• **TASK DIRECTIONS**: Pick out and copy every line in the rows below that contains the string "checkbox".

******

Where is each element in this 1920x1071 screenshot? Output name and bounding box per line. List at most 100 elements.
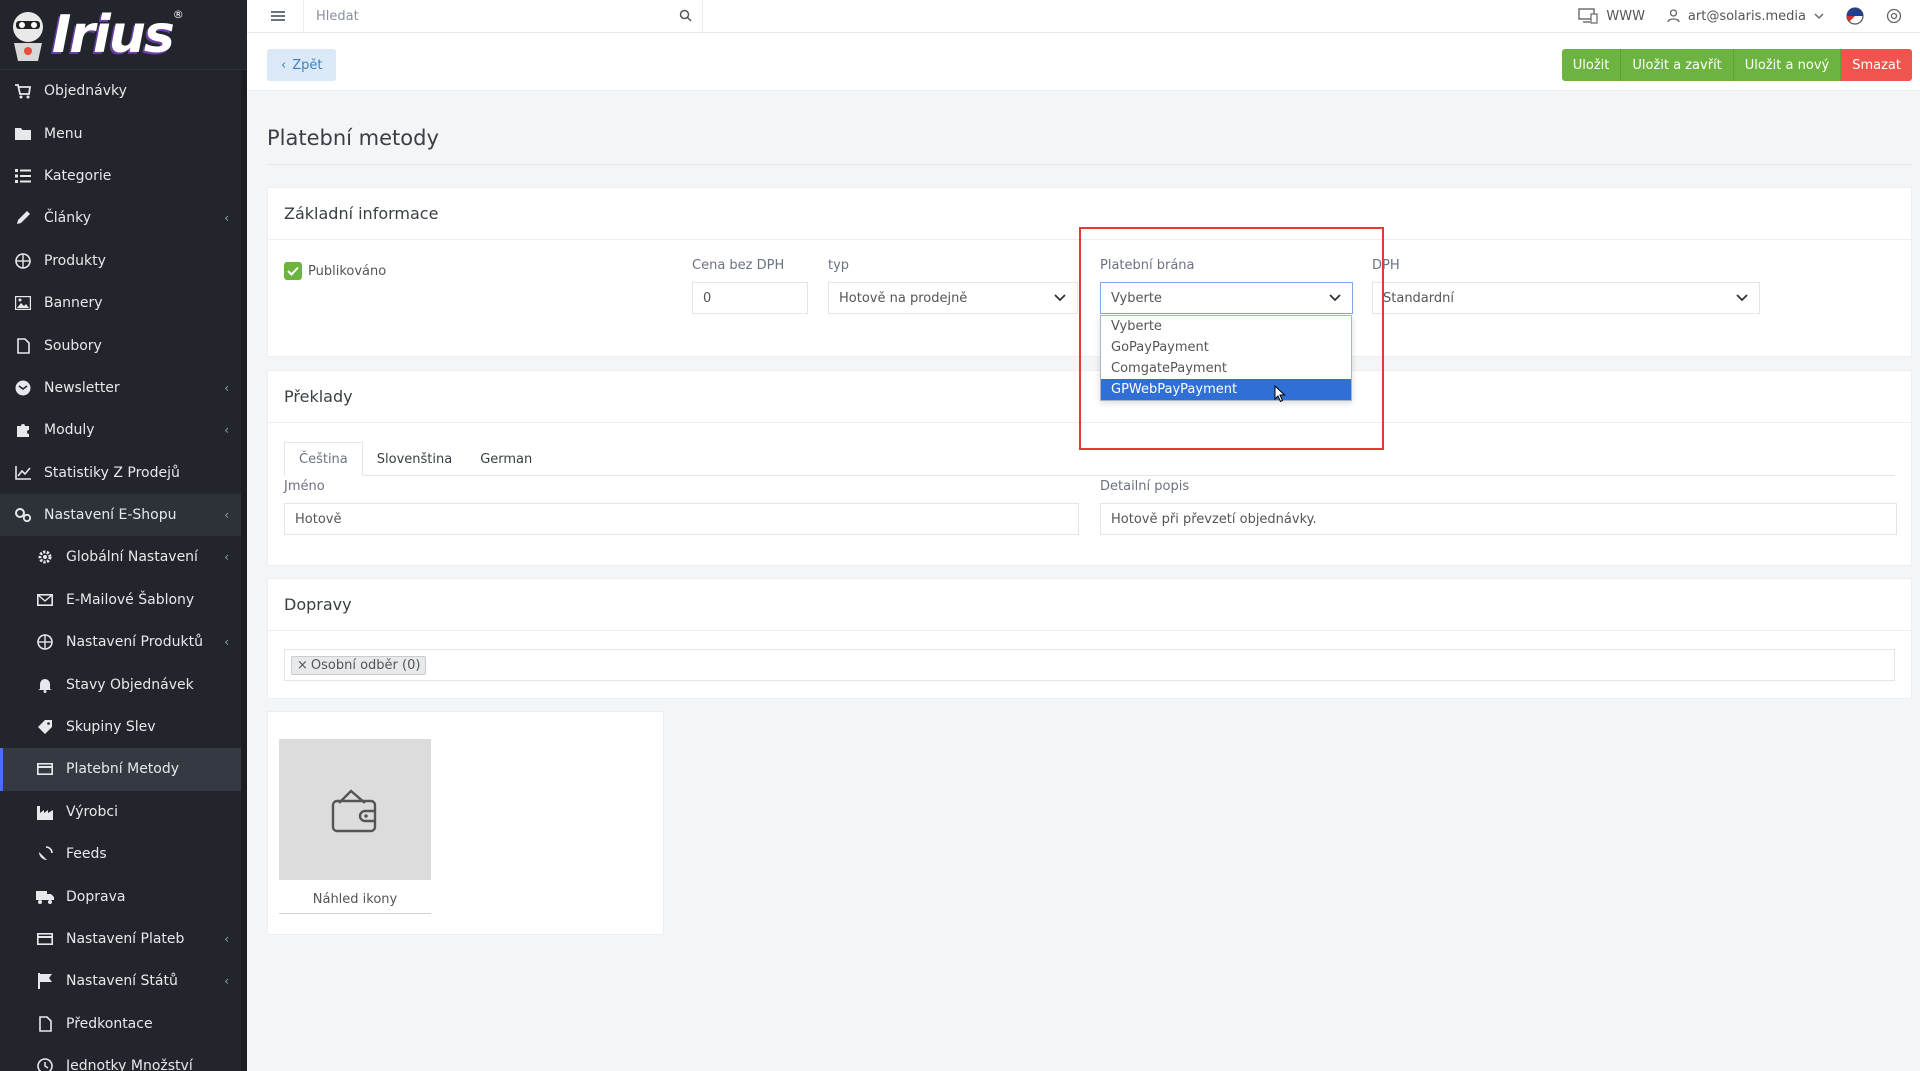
sidebar-item-kategorie[interactable]: Kategorie xyxy=(0,155,247,197)
sidebar-item-vyrobci[interactable]: Výrobci xyxy=(0,791,247,833)
clock-icon xyxy=(36,1057,54,1071)
shipping-card: Dopravy × Osobní odběr (0) xyxy=(267,578,1912,699)
language-tabs: Čeština Slovenština German xyxy=(284,442,1895,476)
tab-cestina[interactable]: Čeština xyxy=(284,442,363,476)
price-label: Cena bez DPH xyxy=(692,258,785,273)
tab-slovenstina[interactable]: Slovenština xyxy=(363,442,466,476)
gateway-select[interactable]: Vyberte xyxy=(1100,282,1353,314)
puzzle-icon xyxy=(14,421,32,439)
published-label: Publikováno xyxy=(308,263,387,279)
shipping-tags-input[interactable]: × Osobní odběr (0) xyxy=(284,649,1895,681)
sidebar-item-feeds[interactable]: Feeds xyxy=(0,833,247,875)
sidebar-item-menu[interactable]: Menu xyxy=(0,112,247,154)
sidebar-item-platebni-metody[interactable]: Platební Metody xyxy=(0,748,247,791)
description-input[interactable]: Hotově při převzetí objednávky. xyxy=(1100,503,1897,535)
user-menu[interactable]: art@solaris.media xyxy=(1667,9,1824,24)
truck-icon xyxy=(36,888,54,906)
save-button[interactable]: Uložit xyxy=(1561,49,1622,81)
chevron-left-icon: ‹ xyxy=(281,57,287,73)
search-input[interactable] xyxy=(304,0,702,32)
gateway-option[interactable]: Vyberte xyxy=(1101,316,1351,337)
sidebar-item-newsletter[interactable]: Newsletter ‹ xyxy=(0,367,247,409)
chart-line-icon xyxy=(14,464,32,482)
page-title: Platební metody xyxy=(267,126,439,150)
vat-select[interactable]: Standardní xyxy=(1372,282,1760,314)
description-label: Detailní popis xyxy=(1100,479,1190,494)
cogs-icon xyxy=(14,506,32,524)
sidebar-item-doprava[interactable]: Doprava xyxy=(0,875,247,917)
logo-text: Irius xyxy=(52,4,175,65)
search-icon[interactable] xyxy=(679,9,692,22)
tag-remove-icon[interactable]: × xyxy=(297,658,308,673)
sidebar-item-label: Menu xyxy=(44,125,83,142)
sidebar-item-nastaveni-produktu[interactable]: Nastavení Produktů ‹ xyxy=(0,621,247,663)
mouse-cursor-icon xyxy=(1274,385,1286,403)
hamburger-menu-icon[interactable] xyxy=(269,7,287,25)
mail-icon xyxy=(36,591,54,609)
sidebar-item-predkontace[interactable]: Předkontace xyxy=(0,1003,247,1045)
sidebar-item-label: Statistiky Z Prodejů xyxy=(44,464,180,481)
icon-preview-card: Náhled ikony xyxy=(267,711,664,935)
sidebar-item-bannery[interactable]: Bannery xyxy=(0,282,247,324)
power-icon[interactable] xyxy=(1886,8,1902,24)
flag-icon xyxy=(36,972,54,990)
sidebar-item-nastaveni-e-shopu[interactable]: Nastavení E-Shopu ‹ xyxy=(0,493,247,537)
sidebar-item-skupiny-slev[interactable]: Skupiny Slev xyxy=(0,706,247,748)
brand-logo[interactable]: Irius ® xyxy=(0,0,247,70)
gateway-option-highlighted[interactable]: GPWebPayPayment xyxy=(1101,379,1351,400)
gateway-option[interactable]: GoPayPayment xyxy=(1101,337,1351,358)
icon-preview-thumbnail[interactable] xyxy=(279,739,431,880)
sidebar-item-objednavky[interactable]: Objednávky xyxy=(0,70,247,112)
sidebar-item-label: Kategorie xyxy=(44,167,112,184)
sidebar-item-nastaveni-statu[interactable]: Nastavení Států ‹ xyxy=(0,960,247,1002)
language-flag-icon[interactable] xyxy=(1846,7,1864,25)
sidebar-item-produkty[interactable]: Produkty xyxy=(0,240,247,282)
sidebar-item-clanky[interactable]: Články ‹ xyxy=(0,197,247,239)
delete-button[interactable]: Smazat xyxy=(1841,49,1912,81)
sidebar-scrollbar[interactable] xyxy=(241,70,247,1071)
folder-icon xyxy=(14,125,32,143)
basketball-icon xyxy=(14,252,32,270)
sidebar-item-statistiky-z-prodeju[interactable]: Statistiky Z Prodejů xyxy=(0,452,247,494)
file-icon xyxy=(14,337,32,355)
sidebar-item-nastaveni-plateb[interactable]: Nastavení Plateb ‹ xyxy=(0,918,247,960)
name-input[interactable]: Hotově xyxy=(284,503,1079,535)
translations-card: Překlady Čeština Slovenština German Jmén… xyxy=(267,370,1912,566)
sidebar-item-soubory[interactable]: Soubory xyxy=(0,324,247,366)
save-and-close-button[interactable]: Uložit a zavřít xyxy=(1621,49,1734,81)
sidebar-item-jednotky-mnozstvi[interactable]: Jednotky Množství xyxy=(0,1045,247,1071)
sidebar-item-stavy-objednavek[interactable]: Stavy Objednávek xyxy=(0,663,247,705)
basic-info-card: Základní informace Publikováno Cena bez … xyxy=(267,187,1912,357)
gateway-option[interactable]: ComgatePayment xyxy=(1101,358,1351,379)
published-checkbox-row[interactable]: Publikováno xyxy=(284,262,386,280)
wallet-icon xyxy=(331,788,377,832)
sidebar-nav: Objednávky Menu Kategorie Články ‹ Produkty Ba… xyxy=(0,70,247,1071)
sidebar-item-label: Objednávky xyxy=(44,83,127,100)
sidebar-item-e-mailove-sablony[interactable]: E-Mailové Šablony xyxy=(0,579,247,621)
chevron-down-icon xyxy=(1736,294,1748,302)
sidebar-item-label: Moduly xyxy=(44,422,95,439)
sidebar-item-label: Výrobci xyxy=(66,803,118,820)
price-input[interactable]: 0 xyxy=(692,282,808,314)
save-and-new-button[interactable]: Uložit a nový xyxy=(1733,49,1842,81)
sidebar-item-label: Platební Metody xyxy=(66,761,180,778)
satellite-dish-icon xyxy=(36,845,54,863)
back-button[interactable]: ‹ Zpět xyxy=(267,49,337,81)
sidebar-item-label: Doprava xyxy=(66,888,126,905)
type-select[interactable]: Hotově na prodejně xyxy=(828,282,1078,314)
tab-german[interactable]: German xyxy=(466,442,546,476)
published-checkbox[interactable] xyxy=(284,262,302,280)
sidebar-item-globalni-nastaveni[interactable]: Globální Nastavení ‹ xyxy=(0,536,247,578)
gateway-value: Vyberte xyxy=(1111,290,1162,306)
www-link[interactable]: WWW xyxy=(1578,8,1645,24)
shipping-tag-label: Osobní odběr (0) xyxy=(310,657,421,673)
credit-card-icon xyxy=(36,930,54,948)
tag-icon xyxy=(36,718,54,736)
name-value: Hotově xyxy=(295,511,342,527)
vat-label: DPH xyxy=(1372,258,1400,273)
sidebar-item-label: Nastavení Produktů xyxy=(66,634,203,651)
action-buttons: Uložit Uložit a zavřít Uložit a nový Sma… xyxy=(1561,49,1912,81)
vat-value: Standardní xyxy=(1383,290,1454,306)
shipping-header: Dopravy xyxy=(268,579,1911,631)
sidebar-item-moduly[interactable]: Moduly ‹ xyxy=(0,409,247,451)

******

• **THE REPLY**:
published-checkbox-row[interactable]: Publikováno xyxy=(284,262,386,280)
published-checkbox[interactable] xyxy=(284,262,302,280)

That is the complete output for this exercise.